Lines containing the string "JSON" are to be counted. Write only how many there are.

-- START Data supplied --

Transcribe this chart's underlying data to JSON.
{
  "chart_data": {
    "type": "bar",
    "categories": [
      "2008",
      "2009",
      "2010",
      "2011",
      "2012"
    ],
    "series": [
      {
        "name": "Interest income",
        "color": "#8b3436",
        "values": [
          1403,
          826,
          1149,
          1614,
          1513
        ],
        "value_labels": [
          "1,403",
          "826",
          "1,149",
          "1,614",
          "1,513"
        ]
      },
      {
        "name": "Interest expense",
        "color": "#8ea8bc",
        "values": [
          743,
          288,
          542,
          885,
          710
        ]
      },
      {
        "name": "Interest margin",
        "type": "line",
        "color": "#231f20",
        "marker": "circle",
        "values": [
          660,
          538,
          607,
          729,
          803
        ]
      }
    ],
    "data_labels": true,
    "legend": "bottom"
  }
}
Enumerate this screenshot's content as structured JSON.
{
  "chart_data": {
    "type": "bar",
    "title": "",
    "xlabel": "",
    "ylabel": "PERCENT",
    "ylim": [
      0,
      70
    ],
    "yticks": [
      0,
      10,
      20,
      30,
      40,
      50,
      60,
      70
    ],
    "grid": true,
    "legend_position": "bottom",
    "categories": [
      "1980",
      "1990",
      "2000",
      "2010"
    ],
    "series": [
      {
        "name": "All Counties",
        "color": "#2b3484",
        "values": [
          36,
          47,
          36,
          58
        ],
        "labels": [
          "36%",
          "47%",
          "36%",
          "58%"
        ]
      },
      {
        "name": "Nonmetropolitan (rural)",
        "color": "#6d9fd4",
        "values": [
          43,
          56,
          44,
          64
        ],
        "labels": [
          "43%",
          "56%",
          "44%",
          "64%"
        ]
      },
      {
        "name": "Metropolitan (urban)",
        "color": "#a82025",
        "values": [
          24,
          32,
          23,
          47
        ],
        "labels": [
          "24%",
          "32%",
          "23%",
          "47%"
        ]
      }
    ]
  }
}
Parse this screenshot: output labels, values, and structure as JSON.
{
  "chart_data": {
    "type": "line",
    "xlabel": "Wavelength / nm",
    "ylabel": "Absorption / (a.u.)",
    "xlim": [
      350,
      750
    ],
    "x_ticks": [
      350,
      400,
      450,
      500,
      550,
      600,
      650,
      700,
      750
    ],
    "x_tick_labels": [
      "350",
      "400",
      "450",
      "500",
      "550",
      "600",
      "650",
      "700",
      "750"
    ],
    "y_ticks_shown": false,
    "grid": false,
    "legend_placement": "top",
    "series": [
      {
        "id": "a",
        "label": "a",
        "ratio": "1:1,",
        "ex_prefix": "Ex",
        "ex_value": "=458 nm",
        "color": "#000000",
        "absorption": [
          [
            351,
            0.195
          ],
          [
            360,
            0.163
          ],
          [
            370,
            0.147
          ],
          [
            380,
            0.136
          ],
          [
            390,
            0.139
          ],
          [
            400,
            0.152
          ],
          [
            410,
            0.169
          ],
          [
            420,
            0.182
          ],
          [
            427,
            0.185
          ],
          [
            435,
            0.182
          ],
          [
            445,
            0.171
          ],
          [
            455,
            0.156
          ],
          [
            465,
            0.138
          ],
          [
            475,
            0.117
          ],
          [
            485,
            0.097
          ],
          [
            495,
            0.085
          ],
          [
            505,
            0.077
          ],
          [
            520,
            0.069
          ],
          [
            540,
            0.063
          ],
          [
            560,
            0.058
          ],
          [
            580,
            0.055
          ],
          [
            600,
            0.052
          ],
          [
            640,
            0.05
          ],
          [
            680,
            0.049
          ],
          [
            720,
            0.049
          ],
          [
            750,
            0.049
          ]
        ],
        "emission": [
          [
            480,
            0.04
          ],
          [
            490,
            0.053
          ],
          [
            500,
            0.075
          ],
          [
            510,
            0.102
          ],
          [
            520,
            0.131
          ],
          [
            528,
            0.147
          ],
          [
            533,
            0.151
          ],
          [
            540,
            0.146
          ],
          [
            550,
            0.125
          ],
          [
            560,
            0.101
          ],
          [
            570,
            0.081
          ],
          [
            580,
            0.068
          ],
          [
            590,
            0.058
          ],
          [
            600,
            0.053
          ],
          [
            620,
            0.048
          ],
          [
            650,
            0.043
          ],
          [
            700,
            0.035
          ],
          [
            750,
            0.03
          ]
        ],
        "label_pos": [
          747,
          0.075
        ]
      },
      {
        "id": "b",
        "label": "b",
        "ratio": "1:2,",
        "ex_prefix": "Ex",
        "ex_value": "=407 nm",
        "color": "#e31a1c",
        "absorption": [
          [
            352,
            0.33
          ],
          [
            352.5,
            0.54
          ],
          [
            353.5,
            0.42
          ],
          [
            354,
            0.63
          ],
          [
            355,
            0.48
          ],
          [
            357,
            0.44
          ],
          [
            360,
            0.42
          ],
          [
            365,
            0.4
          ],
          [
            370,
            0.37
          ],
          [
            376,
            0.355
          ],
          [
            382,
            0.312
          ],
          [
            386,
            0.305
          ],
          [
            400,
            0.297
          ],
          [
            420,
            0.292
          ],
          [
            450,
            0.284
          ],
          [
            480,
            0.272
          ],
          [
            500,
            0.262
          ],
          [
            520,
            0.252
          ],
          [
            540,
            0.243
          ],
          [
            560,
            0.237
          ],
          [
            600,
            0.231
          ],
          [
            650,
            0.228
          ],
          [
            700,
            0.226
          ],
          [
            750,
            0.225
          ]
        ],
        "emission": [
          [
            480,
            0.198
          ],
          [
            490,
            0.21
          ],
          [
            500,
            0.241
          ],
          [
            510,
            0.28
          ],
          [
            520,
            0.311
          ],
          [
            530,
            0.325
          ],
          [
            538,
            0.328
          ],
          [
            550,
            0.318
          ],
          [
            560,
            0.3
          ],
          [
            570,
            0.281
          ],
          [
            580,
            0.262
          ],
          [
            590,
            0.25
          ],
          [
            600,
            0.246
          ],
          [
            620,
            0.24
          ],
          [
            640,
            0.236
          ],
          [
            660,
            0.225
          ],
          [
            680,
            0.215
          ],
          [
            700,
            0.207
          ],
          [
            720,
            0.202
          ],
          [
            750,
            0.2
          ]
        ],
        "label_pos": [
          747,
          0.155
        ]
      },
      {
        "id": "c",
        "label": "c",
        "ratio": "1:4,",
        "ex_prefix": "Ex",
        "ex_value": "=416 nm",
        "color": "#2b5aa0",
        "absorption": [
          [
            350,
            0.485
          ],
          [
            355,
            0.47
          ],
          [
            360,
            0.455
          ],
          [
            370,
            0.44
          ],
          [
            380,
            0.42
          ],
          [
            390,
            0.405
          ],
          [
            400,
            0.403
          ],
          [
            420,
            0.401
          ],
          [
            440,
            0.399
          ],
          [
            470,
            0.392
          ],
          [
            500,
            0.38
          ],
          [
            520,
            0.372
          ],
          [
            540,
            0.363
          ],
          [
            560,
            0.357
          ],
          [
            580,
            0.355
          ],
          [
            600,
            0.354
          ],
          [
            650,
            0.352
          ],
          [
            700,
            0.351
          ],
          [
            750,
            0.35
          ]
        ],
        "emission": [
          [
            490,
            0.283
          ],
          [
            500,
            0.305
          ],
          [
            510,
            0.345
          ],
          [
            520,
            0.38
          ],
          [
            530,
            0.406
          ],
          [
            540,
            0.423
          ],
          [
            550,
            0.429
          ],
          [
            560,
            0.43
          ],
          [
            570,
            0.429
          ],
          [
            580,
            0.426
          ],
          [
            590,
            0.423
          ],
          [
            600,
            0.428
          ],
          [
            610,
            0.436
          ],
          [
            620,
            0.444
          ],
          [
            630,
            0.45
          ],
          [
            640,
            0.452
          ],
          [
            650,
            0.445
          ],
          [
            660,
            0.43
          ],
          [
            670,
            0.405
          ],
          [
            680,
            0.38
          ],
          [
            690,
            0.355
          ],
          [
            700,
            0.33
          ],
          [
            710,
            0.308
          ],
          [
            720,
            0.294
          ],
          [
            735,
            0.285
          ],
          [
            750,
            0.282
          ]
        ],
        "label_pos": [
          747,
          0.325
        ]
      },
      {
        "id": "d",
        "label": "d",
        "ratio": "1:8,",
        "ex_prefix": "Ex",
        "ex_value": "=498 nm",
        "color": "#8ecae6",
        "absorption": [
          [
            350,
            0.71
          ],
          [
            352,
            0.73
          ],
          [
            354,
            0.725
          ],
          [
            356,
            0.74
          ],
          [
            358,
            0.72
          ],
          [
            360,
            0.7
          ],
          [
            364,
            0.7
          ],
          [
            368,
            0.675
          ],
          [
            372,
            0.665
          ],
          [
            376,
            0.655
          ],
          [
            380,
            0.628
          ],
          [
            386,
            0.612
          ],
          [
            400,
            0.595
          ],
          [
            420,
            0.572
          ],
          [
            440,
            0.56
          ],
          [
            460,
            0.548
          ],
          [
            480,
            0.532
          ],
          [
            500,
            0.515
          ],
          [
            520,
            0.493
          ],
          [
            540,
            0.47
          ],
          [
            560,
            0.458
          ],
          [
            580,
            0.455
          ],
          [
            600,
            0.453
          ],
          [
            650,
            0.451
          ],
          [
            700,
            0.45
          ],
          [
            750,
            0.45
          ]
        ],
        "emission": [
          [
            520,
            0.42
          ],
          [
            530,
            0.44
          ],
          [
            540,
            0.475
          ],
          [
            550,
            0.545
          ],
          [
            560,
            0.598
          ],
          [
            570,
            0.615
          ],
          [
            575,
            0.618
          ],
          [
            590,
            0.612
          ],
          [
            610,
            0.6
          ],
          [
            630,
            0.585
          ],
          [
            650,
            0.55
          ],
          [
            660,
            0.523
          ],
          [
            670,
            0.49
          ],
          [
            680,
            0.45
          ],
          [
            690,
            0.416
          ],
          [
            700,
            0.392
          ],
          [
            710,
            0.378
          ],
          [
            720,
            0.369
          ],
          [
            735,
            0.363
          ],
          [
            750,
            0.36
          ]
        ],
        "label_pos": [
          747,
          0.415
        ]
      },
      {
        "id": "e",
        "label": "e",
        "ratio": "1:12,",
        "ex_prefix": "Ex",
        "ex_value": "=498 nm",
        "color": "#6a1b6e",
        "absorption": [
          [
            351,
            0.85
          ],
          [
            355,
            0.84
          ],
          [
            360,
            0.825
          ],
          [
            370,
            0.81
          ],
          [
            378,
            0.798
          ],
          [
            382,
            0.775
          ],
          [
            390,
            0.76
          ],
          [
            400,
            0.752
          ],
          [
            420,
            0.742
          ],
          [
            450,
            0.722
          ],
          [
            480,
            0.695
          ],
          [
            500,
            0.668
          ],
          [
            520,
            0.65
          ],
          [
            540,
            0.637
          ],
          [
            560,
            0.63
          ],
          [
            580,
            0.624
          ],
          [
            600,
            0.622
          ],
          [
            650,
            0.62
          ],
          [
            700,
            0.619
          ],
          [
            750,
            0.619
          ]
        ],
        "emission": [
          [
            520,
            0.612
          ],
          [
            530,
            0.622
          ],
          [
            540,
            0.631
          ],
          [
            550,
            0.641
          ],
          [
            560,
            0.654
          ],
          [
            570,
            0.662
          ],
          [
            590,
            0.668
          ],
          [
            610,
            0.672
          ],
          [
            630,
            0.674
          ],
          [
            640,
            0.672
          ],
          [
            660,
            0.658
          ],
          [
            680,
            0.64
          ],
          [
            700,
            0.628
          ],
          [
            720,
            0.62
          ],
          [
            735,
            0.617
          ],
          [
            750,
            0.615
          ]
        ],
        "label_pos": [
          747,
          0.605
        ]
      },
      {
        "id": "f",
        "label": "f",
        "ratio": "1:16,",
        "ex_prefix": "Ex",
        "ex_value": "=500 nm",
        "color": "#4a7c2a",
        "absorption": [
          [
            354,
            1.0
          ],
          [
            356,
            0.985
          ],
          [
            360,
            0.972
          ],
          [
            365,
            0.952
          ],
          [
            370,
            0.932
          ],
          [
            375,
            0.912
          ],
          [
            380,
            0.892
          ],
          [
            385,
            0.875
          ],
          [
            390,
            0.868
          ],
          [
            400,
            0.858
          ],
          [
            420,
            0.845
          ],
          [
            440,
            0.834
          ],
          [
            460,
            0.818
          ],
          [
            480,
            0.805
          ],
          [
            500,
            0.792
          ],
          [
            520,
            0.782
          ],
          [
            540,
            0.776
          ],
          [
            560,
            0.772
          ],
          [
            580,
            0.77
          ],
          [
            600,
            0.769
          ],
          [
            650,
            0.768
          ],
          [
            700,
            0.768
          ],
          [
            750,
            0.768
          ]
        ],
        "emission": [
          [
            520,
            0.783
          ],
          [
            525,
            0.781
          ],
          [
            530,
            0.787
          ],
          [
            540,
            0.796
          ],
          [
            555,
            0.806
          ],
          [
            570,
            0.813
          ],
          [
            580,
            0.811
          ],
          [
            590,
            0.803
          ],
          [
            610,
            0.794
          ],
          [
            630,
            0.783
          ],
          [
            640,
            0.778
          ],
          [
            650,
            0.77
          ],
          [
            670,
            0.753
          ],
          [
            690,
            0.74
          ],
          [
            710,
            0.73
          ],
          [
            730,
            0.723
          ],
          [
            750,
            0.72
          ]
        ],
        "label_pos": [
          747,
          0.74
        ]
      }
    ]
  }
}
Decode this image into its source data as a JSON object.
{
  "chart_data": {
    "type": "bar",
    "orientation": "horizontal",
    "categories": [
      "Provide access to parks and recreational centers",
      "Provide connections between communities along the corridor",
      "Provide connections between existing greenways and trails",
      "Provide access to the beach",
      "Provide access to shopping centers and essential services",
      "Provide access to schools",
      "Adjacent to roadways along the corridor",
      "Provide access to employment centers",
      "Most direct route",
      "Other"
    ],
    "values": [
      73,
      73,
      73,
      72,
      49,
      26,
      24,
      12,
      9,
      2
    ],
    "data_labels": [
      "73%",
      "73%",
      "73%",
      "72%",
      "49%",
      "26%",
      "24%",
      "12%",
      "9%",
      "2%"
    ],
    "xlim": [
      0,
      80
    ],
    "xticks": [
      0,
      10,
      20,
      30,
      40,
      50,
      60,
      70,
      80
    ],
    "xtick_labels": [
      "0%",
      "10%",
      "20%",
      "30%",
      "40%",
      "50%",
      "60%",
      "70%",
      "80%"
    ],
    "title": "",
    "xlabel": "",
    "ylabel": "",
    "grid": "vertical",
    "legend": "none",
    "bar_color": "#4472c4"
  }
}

-- END Data supplied --

Reply to the exercise:
4